Sihanouk, who had been out of the country at the time of the coup, had been walking a fine line for years between the Americans and the North Vietnamese– he allowed the U.S. to conduct strategic bombing against NVA targets inside Cambodia while at the same time he was the one who granted those same NVA troops sanctuary within his borders. Sihanouk was desperate to keep his country out of the fighting war so he played both ends against the middle, and was remarkably successful at it. In the end it was his inability, or lack of effort, to stop supplies destined for the NVA and Viet Cong from traversing his ports and countryside that led the US to support his removal.

Ousted unceremoniously, Sihanouk was quick to respond. He did so by aligning himself, temporarily it turned, with Cambodian Communists, known as the Khmer Rouge. His hope was for a lightning counter-strike to oust Lon Nol’s regime and regain power. With hindsight we know that was a pure pipe dream. The Khmer Rouge are led by an unknown figure named Pol Pot, who eagerly capitalizes on the enormous prestige and popularity of Prince Sihanouk to increase support for his Khmer Rouge movement among Cambodians.

RECORD SET:
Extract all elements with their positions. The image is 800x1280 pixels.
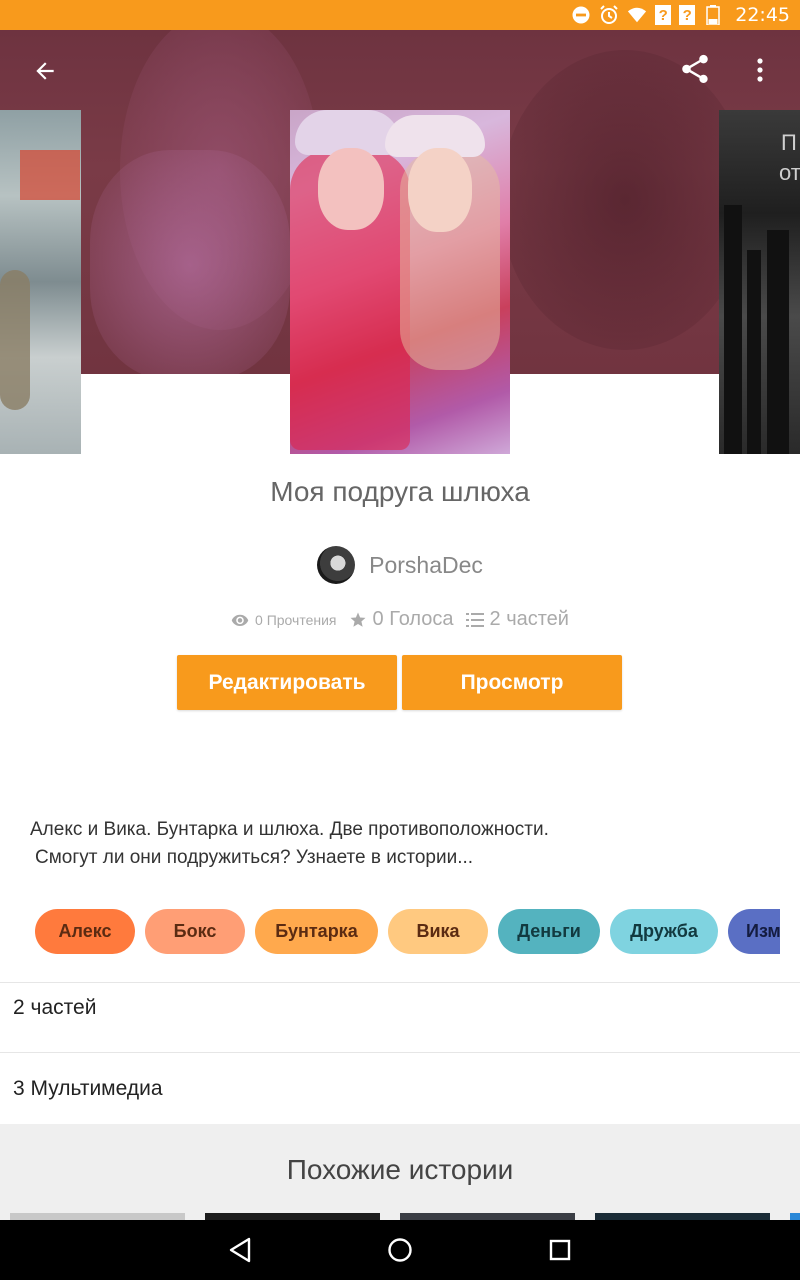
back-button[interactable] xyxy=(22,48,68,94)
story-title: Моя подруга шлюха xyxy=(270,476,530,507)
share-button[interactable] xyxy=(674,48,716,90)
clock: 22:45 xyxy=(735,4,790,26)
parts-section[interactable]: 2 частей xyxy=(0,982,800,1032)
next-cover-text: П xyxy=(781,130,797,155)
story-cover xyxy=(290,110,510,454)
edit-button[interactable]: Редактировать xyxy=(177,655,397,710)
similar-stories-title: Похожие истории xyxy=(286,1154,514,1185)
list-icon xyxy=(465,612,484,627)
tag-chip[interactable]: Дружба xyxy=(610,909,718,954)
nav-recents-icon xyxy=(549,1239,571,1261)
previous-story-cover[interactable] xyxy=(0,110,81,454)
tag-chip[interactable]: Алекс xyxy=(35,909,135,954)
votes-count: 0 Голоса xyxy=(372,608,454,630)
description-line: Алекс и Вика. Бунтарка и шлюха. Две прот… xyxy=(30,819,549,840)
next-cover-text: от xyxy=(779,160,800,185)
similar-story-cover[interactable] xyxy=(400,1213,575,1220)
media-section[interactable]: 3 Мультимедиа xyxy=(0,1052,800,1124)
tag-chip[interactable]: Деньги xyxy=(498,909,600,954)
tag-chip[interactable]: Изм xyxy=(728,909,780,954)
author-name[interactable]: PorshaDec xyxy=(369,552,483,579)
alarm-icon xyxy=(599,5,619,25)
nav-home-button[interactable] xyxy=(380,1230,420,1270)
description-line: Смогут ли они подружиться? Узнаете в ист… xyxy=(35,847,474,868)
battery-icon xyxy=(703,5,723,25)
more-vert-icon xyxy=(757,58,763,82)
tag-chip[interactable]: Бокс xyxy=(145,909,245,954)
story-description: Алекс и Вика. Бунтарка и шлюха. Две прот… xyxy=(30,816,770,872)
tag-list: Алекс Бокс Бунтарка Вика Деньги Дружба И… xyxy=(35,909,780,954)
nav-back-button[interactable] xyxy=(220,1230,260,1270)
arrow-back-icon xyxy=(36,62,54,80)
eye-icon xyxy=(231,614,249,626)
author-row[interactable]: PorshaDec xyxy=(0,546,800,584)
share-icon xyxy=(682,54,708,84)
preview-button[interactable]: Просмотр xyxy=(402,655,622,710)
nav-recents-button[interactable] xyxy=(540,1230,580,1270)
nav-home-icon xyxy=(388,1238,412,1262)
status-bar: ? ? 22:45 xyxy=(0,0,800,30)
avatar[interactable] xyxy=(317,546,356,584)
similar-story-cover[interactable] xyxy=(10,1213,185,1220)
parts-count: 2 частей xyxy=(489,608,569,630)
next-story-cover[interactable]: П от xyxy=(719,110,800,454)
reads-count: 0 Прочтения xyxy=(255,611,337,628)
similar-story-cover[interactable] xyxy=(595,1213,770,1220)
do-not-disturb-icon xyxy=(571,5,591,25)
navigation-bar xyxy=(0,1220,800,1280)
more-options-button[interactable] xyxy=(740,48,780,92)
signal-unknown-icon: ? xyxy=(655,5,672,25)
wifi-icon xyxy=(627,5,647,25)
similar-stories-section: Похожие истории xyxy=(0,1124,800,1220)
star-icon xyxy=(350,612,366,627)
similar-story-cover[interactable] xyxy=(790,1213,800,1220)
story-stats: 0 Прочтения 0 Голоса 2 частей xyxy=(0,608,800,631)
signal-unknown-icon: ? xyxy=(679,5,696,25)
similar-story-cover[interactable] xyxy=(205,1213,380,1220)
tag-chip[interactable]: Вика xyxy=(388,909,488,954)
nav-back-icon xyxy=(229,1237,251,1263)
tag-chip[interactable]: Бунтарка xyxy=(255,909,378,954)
...
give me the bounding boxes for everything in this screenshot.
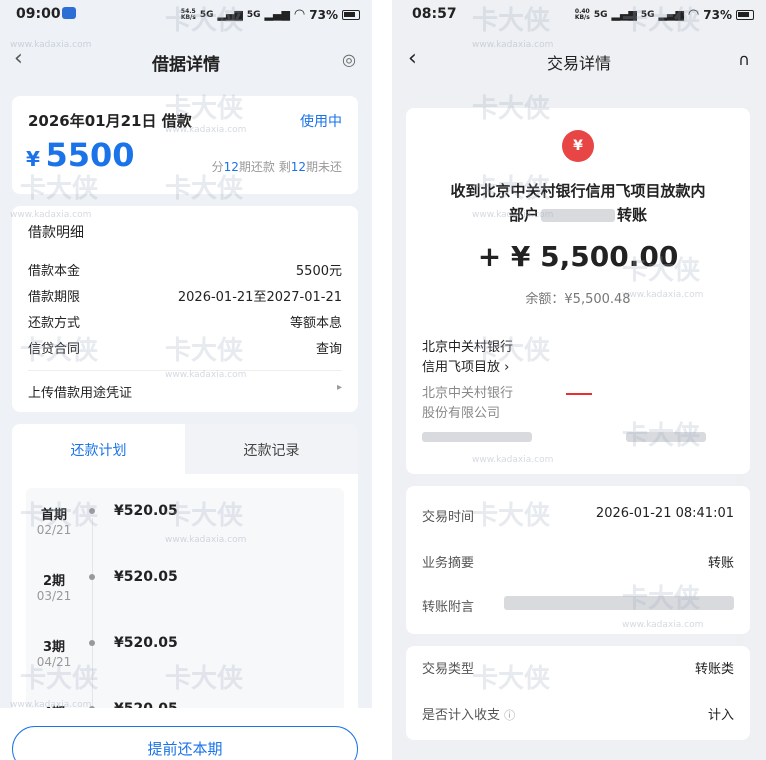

WHAT TO WORK ON:
(a) From the passage on Sihanouk, copy word for word the part starting with "Sihanouk, who had" and going on through "support his removal.".
(b) In the passage on Sihanouk, what did Sihanouk allow the U.S. to do inside Cambodia?

ANSWERS IN ORDER:
(a)
Sihanouk, who had been out of the country at the time of the coup, had been walking a fine line for years between the Americans and the North Vietnamese– he allowed the U.S. to conduct strategic bombing against NVA targets inside Cambodia while at the same time he was the one who granted those same NVA troops sanctuary within his borders. Sihanouk was desperate to keep his country out of the fighting war so he played both ends against the middle, and was remarkably successful at it. In the end it was his inability, or lack of effort, to stop supplies destined for the NVA and Viet Cong from traversing his ports and countryside that led the US to support his removal.

(b) Conduct strategic bombing against NVA targets.